● **Requirement**
The records below must be retyped exactly.

+++ Supplied records

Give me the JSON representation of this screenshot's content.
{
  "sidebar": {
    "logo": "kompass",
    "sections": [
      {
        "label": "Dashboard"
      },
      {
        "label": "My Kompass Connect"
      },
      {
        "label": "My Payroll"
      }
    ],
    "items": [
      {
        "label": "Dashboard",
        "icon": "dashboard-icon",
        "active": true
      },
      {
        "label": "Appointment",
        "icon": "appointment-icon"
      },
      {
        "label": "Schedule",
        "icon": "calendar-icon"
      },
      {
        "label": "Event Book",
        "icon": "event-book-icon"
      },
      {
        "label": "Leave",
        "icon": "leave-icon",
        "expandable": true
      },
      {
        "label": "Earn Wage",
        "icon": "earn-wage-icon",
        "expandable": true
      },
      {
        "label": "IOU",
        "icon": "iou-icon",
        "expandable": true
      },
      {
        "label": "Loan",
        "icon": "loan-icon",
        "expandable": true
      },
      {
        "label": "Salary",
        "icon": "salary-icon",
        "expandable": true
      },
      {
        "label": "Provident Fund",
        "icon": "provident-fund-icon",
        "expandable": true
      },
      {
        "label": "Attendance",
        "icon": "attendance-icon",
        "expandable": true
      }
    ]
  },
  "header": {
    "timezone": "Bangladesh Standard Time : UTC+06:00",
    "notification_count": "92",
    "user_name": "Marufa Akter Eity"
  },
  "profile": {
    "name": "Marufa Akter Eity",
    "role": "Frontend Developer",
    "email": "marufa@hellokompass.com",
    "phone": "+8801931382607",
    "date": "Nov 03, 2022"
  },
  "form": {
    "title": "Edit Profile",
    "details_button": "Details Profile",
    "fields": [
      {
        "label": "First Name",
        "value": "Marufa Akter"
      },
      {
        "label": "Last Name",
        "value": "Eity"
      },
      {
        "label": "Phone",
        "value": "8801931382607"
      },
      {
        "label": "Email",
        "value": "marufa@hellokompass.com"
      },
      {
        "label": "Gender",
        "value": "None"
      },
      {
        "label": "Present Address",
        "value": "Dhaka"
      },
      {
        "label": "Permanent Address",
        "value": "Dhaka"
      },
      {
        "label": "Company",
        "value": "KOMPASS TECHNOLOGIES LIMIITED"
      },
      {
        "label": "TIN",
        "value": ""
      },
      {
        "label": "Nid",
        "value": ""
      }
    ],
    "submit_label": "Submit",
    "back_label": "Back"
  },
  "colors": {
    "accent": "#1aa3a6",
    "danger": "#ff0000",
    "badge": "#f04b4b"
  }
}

++++++

● **Exercise solution**
Give me the JSON representation of this screenshot's content.
{
  "sidebar": {
    "logo": "kompass",
    "sections": [
      {
        "label": "Dashboard"
      },
      {
        "label": "My Kompass Connect"
      },
      {
        "label": "My Payroll"
      }
    ],
    "items": [
      {
        "label": "Dashboard",
        "icon": "dashboard-icon",
        "active": true
      },
      {
        "label": "Appointment",
        "icon": "appointment-icon"
      },
      {
        "label": "Schedule",
        "icon": "calendar-icon"
      },
      {
        "label": "Event Book",
        "icon": "event-book-icon"
      },
      {
        "label": "Leave",
        "icon": "leave-icon",
        "expandable": true
      },
      {
        "label": "Earn Wage",
        "icon": "earn-wage-icon",
        "expandable": true
      },
      {
        "label": "IOU",
        "icon": "iou-icon",
        "expandable": true
      },
      {
        "label": "Loan",
        "icon": "loan-icon",
        "expandable": true
      },
      {
        "label": "Salary",
        "icon": "salary-icon",
        "expandable": true
      },
      {
        "label": "Provident Fund",
        "icon": "provident-fund-icon",
        "expandable": true
      },
      {
        "label": "Attendance",
        "icon": "attendance-icon",
        "expandable": true
      }
    ]
  },
  "header": {
    "timezone": "Bangladesh Standard Time : UTC+06:00",
    "notification_count": "92",
    "user_name": "Marufa Akter Eity"
  },
  "profile": {
    "name": "Marufa Akter Eity",
    "role": "Frontend Developer",
    "email": "marufa@hellokompass.com",
    "phone": "+8801931382607",
    "date": "Nov 03, 2022"
  },
  "form": {
    "title": "Edit Profile",
    "details_button": "Details Profile",
    "fields": [
      {
        "label": "First Name",
        "value": "Marufa Akter"
      },
      {
        "label": "Last Name",
        "value": "Eity"
      },
      {
        "label": "Phone",
        "value": "8801931382607"
      },
      {
        "label": "Email",
        "value": "marufa@hellokompass.com"
      },
      {
        "label": "Gender",
        "value": "None"
      },
      {
        "label": "Present Address",
        "value": "Dhaka"
      },
      {
        "label": "Permanent Address",
        "value": "Dhaka"
      },
      {
        "label": "Company",
        "value": "KOMPASS TECHNOLOGIES LIMIITED"
      },
      {
        "label": "TIN",
        "value": ""
      },
      {
        "label": "Nid",
        "value": ""
      }
    ],
    "submit_label": "Submit",
    "back_label": "Back"
  },
  "colors": {
    "accent": "#1aa3a6",
    "danger": "#ff0000",
    "badge": "#f04b4b"
  }
}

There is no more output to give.